• **ASSIGNED TASK A**
Read the Perfetto discussion below. Decide whether each statement agrees with it: (i) the security popup for accepting a trace appears every time a trace comes from the same origin; (ii) Kobzol calls the iframe solution workable; (iii) the Perfetto side has wanted incremental streaming of trace data for about six years. Answer yes or no for each, and quote the words from the discussion that decide it.
• **ASSIGNED TASK B**
Continue the Perfetto discussion below, starting right after its last sentence.

• **EXCERPT**

==*==

Do you have some (source code) example of Perfetto being embedded?

I guess the Flutter devtools initial implementation PR (https://github.com/flutter/devtools/pull/4386/files) is a good starting point. Happy to guide more if you have specific questions. https://perfetto.dev/docs/visualization/deep-linking-to-perfetto-ui is the description of the official postMessage API that Perfetto supports and will be stable for the forseeable future as it's something we depend on very much as well.

Kobzol commented 3 months ago

Thanks for the detailed description! I think that we actually mean the same thing. While we do have a server that we trust and where we would like to do as much processing as possible, I didn't mean to do anything crazy like rendering the profile on the server and just sending the UI commands to it from the client. I formulated this badly; I know that the trace has to be downloaded to the client, but what I wanted to avoid was to require the user to open an external webpage/tab (which then also requires a security popup for accepting the trace), and also to avoid only opening the tab after the whole trace was downloaded (because the traces can be large).

The ideal scenario that I want to achieve is I think pretty simple: 1) User clicks on a button 2) The trace visualizer immediately opens directly on the same page, and immediately starts loading the trace directly from our server. If this can be "streamed" in the sense that data appears incrementally, great. If not, then at least some loading indicator in the visualizer would be nice.

That's pretty much it. I suppose that this should be possible with Perfetto, as you have shown with the Dart example (once again, thanks for that!). The iframe solution isn't the best of what I hoped for, but it seems workable. We will try this again in the future once we have a bit more time for it, and let you know how it went.

Thank you!

LalitMaganti commented 3 months ago

which then also requires a security popup for accepting the trace

Just as a note, this is a one time thing with ui.perfetto.dev: once you accept a trace from an origin once, we can store in localStorage that the user is happy to receive traces from that origin again.

and also to avoid only opening the tab after the whole trace was downloaded

Ack yes this is a bit harder to avoid but with some creative ideas I think is still possible. Still embedding in some other tool gives you more control over the UX which AFAIK you do want.

If this can be "streamed" in the sense that data appears incrementally, great.

This is a pipe dream we've wanted to build for like 6 years but it's a really hard thing to make end to end. Still some day, I hope we will get there :)

==*==

• **DATASET ENTRIES**
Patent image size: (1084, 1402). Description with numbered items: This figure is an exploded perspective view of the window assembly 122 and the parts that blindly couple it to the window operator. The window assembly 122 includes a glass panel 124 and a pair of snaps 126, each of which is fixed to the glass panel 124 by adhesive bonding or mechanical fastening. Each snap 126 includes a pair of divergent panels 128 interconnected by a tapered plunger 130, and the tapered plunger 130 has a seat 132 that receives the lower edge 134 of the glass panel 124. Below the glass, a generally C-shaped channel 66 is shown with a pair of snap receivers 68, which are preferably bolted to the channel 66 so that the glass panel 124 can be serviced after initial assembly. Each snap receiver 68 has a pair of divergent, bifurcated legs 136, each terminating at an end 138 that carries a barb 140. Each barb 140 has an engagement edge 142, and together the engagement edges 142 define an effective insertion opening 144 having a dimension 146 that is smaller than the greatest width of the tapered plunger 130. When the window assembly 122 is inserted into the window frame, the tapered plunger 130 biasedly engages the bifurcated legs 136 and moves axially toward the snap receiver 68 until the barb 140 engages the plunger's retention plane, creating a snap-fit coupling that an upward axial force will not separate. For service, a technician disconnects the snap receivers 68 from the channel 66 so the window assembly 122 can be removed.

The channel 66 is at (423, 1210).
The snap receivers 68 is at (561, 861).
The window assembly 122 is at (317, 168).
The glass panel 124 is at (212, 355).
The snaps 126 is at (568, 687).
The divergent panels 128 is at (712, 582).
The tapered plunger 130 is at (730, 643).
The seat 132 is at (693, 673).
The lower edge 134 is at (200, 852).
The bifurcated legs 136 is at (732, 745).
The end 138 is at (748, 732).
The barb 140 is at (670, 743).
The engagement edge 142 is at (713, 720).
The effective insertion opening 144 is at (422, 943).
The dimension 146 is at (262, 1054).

==*==

• **TASK ANSWER A**
(i) No: "once you accept a trace from an origin once, we can store in localStorage that the user is happy to receive traces from that origin again."
(ii) Yes: "The iframe solution isn't the best of what I hoped for, but it seems workable."
(iii) Yes: "This is a pipe dream we've wanted to build for like 6 years"

• **TASK ANSWER B**
If not, then at least some loading indicator in the visualizer would be nice.

Perfetto does show a loading indicator of progress at the top about how much of the trace as a percentage + MB/s speed so the user does have some indication of UI not being totally frozen. We also put a bunch of effort into speeding up trace loads in the middle of this year so things might have improved since you last had a look.

I suppose that this should be possible with Perfetto

Yes can confirm that all you describe should be possible by embedding in another tool (or even creatively just with deep linking to ui.perfetto.dev but as I say, I think you want to control the UX more).

The iframe solution isn't the best of what I hoped for, but it seems workable

I think any other profiler you go with will be very similar, I'm not aware of anyone creating a JS library for visualizing traces (it's hard enough writing a timeline viewer as a tool let alone without making it a library :P).

Kobzol commented 3 months ago

I think any other profiler you go with will be very similar, I'm not aware of anyone creating a JS library for visualizing traces (it's hard enough writing a timeline viewer as a tool let alone without making it a library :P).

I think we found one that was split into components, but it was in React =D So no dice. Of course I do realize that it's incredibly hard to do this, and if it doesn't use the same framework as you then it's not super useful anyway (although embedding e.g. Vue components into a different framework is relatively easy).

s7tya commented 2 months ago

@Kobzol I forgot to mention this issue in the PR. Could you please close it as well? It's also fine to close it after it's deployed to the server.